== Written instruction ==
Reproduce the following material exactly, including every line.

== Data for the task ==
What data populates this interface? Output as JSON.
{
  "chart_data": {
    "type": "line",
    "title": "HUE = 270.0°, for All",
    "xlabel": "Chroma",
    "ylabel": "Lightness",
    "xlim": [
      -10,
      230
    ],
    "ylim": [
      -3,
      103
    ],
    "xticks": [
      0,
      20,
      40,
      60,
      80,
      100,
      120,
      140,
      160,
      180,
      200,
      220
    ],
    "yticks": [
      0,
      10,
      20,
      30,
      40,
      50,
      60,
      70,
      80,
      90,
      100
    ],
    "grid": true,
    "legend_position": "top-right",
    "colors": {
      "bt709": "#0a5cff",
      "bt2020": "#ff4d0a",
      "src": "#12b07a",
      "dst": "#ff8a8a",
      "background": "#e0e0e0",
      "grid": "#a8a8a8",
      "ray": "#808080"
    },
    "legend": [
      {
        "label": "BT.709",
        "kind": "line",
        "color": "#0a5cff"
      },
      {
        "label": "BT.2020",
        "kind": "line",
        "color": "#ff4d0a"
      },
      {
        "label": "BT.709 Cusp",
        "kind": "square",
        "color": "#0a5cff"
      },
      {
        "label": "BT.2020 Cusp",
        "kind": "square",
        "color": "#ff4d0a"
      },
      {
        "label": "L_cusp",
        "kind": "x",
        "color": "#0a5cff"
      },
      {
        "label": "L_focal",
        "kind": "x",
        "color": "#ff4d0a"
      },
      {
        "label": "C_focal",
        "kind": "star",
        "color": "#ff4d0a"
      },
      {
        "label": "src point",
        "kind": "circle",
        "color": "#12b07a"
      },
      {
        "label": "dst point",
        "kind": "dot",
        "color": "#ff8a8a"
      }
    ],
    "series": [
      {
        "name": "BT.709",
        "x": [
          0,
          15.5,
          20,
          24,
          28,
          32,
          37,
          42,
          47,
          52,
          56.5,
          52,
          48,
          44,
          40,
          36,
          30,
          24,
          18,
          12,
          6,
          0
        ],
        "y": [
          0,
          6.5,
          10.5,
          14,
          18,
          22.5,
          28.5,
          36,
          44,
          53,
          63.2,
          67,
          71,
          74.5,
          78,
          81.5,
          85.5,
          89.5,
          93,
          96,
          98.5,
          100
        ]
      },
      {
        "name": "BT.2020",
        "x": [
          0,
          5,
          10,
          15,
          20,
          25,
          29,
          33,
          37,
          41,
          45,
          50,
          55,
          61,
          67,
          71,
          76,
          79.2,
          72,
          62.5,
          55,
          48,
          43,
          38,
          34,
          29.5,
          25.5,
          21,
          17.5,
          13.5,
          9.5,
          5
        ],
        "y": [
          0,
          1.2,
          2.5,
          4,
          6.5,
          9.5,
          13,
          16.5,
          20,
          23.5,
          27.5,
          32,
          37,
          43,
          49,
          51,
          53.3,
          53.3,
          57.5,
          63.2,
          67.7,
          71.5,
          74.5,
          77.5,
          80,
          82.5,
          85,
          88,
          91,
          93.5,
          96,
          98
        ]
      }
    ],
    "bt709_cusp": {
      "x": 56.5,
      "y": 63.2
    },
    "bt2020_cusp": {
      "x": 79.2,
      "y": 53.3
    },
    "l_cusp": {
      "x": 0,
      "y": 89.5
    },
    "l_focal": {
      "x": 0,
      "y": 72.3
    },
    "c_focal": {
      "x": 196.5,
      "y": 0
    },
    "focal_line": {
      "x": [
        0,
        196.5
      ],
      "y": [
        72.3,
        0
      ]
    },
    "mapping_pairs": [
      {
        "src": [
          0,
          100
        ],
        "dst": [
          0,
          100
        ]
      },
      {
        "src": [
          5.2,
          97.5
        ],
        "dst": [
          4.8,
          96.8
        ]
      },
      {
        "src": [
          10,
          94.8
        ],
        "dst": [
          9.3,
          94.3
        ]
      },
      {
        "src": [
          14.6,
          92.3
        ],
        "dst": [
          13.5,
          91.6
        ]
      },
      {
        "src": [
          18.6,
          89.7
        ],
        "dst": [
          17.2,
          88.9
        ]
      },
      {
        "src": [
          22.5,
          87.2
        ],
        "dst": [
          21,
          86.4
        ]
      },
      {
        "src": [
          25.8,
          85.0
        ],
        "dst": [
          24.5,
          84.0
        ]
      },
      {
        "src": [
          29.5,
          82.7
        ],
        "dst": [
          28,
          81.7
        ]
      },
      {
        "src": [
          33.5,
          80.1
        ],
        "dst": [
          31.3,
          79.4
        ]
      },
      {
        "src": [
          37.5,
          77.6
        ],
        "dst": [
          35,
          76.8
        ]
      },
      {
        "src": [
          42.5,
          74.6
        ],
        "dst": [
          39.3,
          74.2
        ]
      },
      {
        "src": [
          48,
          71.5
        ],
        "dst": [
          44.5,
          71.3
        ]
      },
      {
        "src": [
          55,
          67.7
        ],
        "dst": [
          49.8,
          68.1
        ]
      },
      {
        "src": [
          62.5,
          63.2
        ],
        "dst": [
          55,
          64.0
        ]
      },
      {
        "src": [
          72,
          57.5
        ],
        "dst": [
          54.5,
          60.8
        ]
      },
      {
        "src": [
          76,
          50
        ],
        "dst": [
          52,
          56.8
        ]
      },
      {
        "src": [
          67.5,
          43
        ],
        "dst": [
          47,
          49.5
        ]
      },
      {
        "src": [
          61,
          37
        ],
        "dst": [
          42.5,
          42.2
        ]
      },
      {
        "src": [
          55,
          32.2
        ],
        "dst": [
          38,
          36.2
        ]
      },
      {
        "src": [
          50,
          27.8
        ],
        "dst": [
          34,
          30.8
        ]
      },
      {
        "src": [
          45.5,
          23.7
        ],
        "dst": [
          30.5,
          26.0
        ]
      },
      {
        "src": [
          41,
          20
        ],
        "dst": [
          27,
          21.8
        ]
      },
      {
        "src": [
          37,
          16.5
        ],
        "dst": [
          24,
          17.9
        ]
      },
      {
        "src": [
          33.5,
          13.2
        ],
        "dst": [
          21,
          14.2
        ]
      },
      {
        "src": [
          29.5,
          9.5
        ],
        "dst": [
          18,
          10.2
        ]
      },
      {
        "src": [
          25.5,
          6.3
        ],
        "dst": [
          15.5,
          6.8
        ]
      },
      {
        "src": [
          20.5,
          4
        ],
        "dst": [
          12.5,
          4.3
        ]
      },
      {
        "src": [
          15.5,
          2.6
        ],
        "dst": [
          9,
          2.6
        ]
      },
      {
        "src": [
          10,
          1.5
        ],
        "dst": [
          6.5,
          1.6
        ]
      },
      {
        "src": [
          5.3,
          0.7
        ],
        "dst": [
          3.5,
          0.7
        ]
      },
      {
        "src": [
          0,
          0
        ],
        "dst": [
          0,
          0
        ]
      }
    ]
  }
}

== Correct output ==
What data populates this interface? Output as JSON.
{
  "chart_data": {
    "type": "line",
    "title": "HUE = 270.0°, for All",
    "xlabel": "Chroma",
    "ylabel": "Lightness",
    "xlim": [
      -10,
      230
    ],
    "ylim": [
      -3,
      103
    ],
    "xticks": [
      0,
      20,
      40,
      60,
      80,
      100,
      120,
      140,
      160,
      180,
      200,
      220
    ],
    "yticks": [
      0,
      10,
      20,
      30,
      40,
      50,
      60,
      70,
      80,
      90,
      100
    ],
    "grid": true,
    "legend_position": "top-right",
    "colors": {
      "bt709": "#0a5cff",
      "bt2020": "#ff4d0a",
      "src": "#12b07a",
      "dst": "#ff8a8a",
      "background": "#e0e0e0",
      "grid": "#a8a8a8",
      "ray": "#808080"
    },
    "legend": [
      {
        "label": "BT.709",
        "kind": "line",
        "color": "#0a5cff"
      },
      {
        "label": "BT.2020",
        "kind": "line",
        "color": "#ff4d0a"
      },
      {
        "label": "BT.709 Cusp",
        "kind": "square",
        "color": "#0a5cff"
      },
      {
        "label": "BT.2020 Cusp",
        "kind": "square",
        "color": "#ff4d0a"
      },
      {
        "label": "L_cusp",
        "kind": "x",
        "color": "#0a5cff"
      },
      {
        "label": "L_focal",
        "kind": "x",
        "color": "#ff4d0a"
      },
      {
        "label": "C_focal",
        "kind": "star",
        "color": "#ff4d0a"
      },
      {
        "label": "src point",
        "kind": "circle",
        "color": "#12b07a"
      },
      {
        "label": "dst point",
        "kind": "dot",
        "color": "#ff8a8a"
      }
    ],
    "series": [
      {
        "name": "BT.709",
        "x": [
          0,
          15.5,
          20,
          24,
          28,
          32,
          37,
          42,
          47,
          52,
          56.5,
          52,
          48,
          44,
          40,
          36,
          30,
          24,
          18,
          12,
          6,
          0
        ],
        "y": [
          0,
          6.5,
          10.5,
          14,
          18,
          22.5,
          28.5,
          36,
          44,
          53,
          63.2,
          67,
          71,
          74.5,
          78,
          81.5,
          85.5,
          89.5,
          93,
          96,
          98.5,
          100
        ]
      },
      {
        "name": "BT.2020",
        "x": [
          0,
          5,
          10,
          15,
          20,
          25,
          29,
          33,
          37,
          41,
          45,
          50,
          55,
          61,
          67,
          71,
          76,
          79.2,
          72,
          62.5,
          55,
          48,
          43,
          38,
          34,
          29.5,
          25.5,
          21,
          17.5,
          13.5,
          9.5,
          5
        ],
        "y": [
          0,
          1.2,
          2.5,
          4,
          6.5,
          9.5,
          13,
          16.5,
          20,
          23.5,
          27.5,
          32,
          37,
          43,
          49,
          51,
          53.3,
          53.3,
          57.5,
          63.2,
          67.7,
          71.5,
          74.5,
          77.5,
          80,
          82.5,
          85,
          88,
          91,
          93.5,
          96,
          98
        ]
      }
    ],
    "bt709_cusp": {
      "x": 56.5,
      "y": 63.2
    },
    "bt2020_cusp": {
      "x": 79.2,
      "y": 53.3
    },
    "l_cusp": {
      "x": 0,
      "y": 89.5
    },
    "l_focal": {
      "x": 0,
      "y": 72.3
    },
    "c_focal": {
      "x": 196.5,
      "y": 0
    },
    "focal_line": {
      "x": [
        0,
        196.5
      ],
      "y": [
        72.3,
        0
      ]
    },
    "mapping_pairs": [
      {
        "src": [
          0,
          100
        ],
        "dst": [
          0,
          100
        ]
      },
      {
        "src": [
          5.2,
          97.5
        ],
        "dst": [
          4.8,
          96.8
        ]
      },
      {
        "src": [
          10,
          94.8
        ],
        "dst": [
          9.3,
          94.3
        ]
      },
      {
        "src": [
          14.6,
          92.3
        ],
        "dst": [
          13.5,
          91.6
        ]
      },
      {
        "src": [
          18.6,
          89.7
        ],
        "dst": [
          17.2,
          88.9
        ]
      },
      {
        "src": [
          22.5,
          87.2
        ],
        "dst": [
          21,
          86.4
        ]
      },
      {
        "src": [
          25.8,
          85.0
        ],
        "dst": [
          24.5,
          84.0
        ]
      },
      {
        "src": [
          29.5,
          82.7
        ],
        "dst": [
          28,
          81.7
        ]
      },
      {
        "src": [
          33.5,
          80.1
        ],
        "dst": [
          31.3,
          79.4
        ]
      },
      {
        "src": [
          37.5,
          77.6
        ],
        "dst": [
          35,
          76.8
        ]
      },
      {
        "src": [
          42.5,
          74.6
        ],
        "dst": [
          39.3,
          74.2
        ]
      },
      {
        "src": [
          48,
          71.5
        ],
        "dst": [
          44.5,
          71.3
        ]
      },
      {
        "src": [
          55,
          67.7
        ],
        "dst": [
          49.8,
          68.1
        ]
      },
      {
        "src": [
          62.5,
          63.2
        ],
        "dst": [
          55,
          64.0
        ]
      },
      {
        "src": [
          72,
          57.5
        ],
        "dst": [
          54.5,
          60.8
        ]
      },
      {
        "src": [
          76,
          50
        ],
        "dst": [
          52,
          56.8
        ]
      },
      {
        "src": [
          67.5,
          43
        ],
        "dst": [
          47,
          49.5
        ]
      },
      {
        "src": [
          61,
          37
        ],
        "dst": [
          42.5,
          42.2
        ]
      },
      {
        "src": [
          55,
          32.2
        ],
        "dst": [
          38,
          36.2
        ]
      },
      {
        "src": [
          50,
          27.8
        ],
        "dst": [
          34,
          30.8
        ]
      },
      {
        "src": [
          45.5,
          23.7
        ],
        "dst": [
          30.5,
          26.0
        ]
      },
      {
        "src": [
          41,
          20
        ],
        "dst": [
          27,
          21.8
        ]
      },
      {
        "src": [
          37,
          16.5
        ],
        "dst": [
          24,
          17.9
        ]
      },
      {
        "src": [
          33.5,
          13.2
        ],
        "dst": [
          21,
          14.2
        ]
      },
      {
        "src": [
          29.5,
          9.5
        ],
        "dst": [
          18,
          10.2
        ]
      },
      {
        "src": [
          25.5,
          6.3
        ],
        "dst": [
          15.5,
          6.8
        ]
      },
      {
        "src": [
          20.5,
          4
        ],
        "dst": [
          12.5,
          4.3
        ]
      },
      {
        "src": [
          15.5,
          2.6
        ],
        "dst": [
          9,
          2.6
        ]
      },
      {
        "src": [
          10,
          1.5
        ],
        "dst": [
          6.5,
          1.6
        ]
      },
      {
        "src": [
          5.3,
          0.7
        ],
        "dst": [
          3.5,
          0.7
        ]
      },
      {
        "src": [
          0,
          0
        ],
        "dst": [
          0,
          0
        ]
      }
    ]
  }
}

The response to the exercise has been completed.